*Task statement*: Starting at the line with "Read this page and output its text content." in it, reproduce each line below through the last one, exactly, and include nothing else.

>>>

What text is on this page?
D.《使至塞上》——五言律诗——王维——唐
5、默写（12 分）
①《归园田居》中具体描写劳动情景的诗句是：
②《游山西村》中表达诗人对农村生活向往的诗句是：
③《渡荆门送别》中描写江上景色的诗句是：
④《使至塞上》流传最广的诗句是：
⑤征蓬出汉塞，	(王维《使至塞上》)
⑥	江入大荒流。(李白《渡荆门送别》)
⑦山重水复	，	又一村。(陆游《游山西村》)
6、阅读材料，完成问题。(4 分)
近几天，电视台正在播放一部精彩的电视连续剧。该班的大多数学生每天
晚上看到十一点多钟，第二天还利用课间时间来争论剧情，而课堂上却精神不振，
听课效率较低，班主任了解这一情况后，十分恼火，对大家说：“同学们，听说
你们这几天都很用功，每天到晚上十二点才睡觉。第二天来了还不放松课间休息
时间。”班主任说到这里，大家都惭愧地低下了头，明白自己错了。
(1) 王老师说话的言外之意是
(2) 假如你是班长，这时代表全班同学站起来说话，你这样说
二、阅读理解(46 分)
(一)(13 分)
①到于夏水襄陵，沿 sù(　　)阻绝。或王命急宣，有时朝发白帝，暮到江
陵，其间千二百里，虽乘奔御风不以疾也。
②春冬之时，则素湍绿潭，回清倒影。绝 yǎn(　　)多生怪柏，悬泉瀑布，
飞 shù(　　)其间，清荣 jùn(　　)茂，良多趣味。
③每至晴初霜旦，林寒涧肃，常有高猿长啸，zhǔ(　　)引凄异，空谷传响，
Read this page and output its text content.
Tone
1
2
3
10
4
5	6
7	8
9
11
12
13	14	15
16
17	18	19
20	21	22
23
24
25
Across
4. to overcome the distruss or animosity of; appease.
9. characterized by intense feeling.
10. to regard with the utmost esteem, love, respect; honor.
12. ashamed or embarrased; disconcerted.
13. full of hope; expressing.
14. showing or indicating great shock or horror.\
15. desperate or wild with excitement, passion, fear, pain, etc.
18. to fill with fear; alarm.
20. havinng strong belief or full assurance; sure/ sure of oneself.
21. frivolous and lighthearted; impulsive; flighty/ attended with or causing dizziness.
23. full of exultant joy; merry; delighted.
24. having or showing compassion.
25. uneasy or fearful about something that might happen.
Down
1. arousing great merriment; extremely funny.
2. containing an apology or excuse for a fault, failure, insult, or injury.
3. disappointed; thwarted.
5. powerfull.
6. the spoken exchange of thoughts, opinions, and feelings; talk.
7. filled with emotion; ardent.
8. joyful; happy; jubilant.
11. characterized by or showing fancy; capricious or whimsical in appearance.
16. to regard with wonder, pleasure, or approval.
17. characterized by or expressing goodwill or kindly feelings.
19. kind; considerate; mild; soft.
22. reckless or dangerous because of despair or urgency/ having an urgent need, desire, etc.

<<<

*Output below*:
Read this page and output its text content.
Tone
1
2
3
10
4
5	6
7	8
9
11
12
13	14	15
16
17	18	19
20	21	22
23
24
25
Across
4. to overcome the distruss or animosity of; appease.
9. characterized by intense feeling.
10. to regard with the utmost esteem, love, respect; honor.
12. ashamed or embarrased; disconcerted.
13. full of hope; expressing.
14. showing or indicating great shock or horror.\
15. desperate or wild with excitement, passion, fear, pain, etc.
18. to fill with fear; alarm.
20. havinng strong belief or full assurance; sure/ sure of oneself.
21. frivolous and lighthearted; impulsive; flighty/ attended with or causing dizziness.
23. full of exultant joy; merry; delighted.
24. having or showing compassion.
25. uneasy or fearful about something that might happen.
Down
1. arousing great merriment; extremely funny.
2. containing an apology or excuse for a fault, failure, insult, or injury.
3. disappointed; thwarted.
5. powerfull.
6. the spoken exchange of thoughts, opinions, and feelings; talk.
7. filled with emotion; ardent.
8. joyful; happy; jubilant.
11. characterized by or showing fancy; capricious or whimsical in appearance.
16. to regard with wonder, pleasure, or approval.
17. characterized by or expressing goodwill or kindly feelings.
19. kind; considerate; mild; soft.
22. reckless or dangerous because of despair or urgency/ having an urgent need, desire, etc.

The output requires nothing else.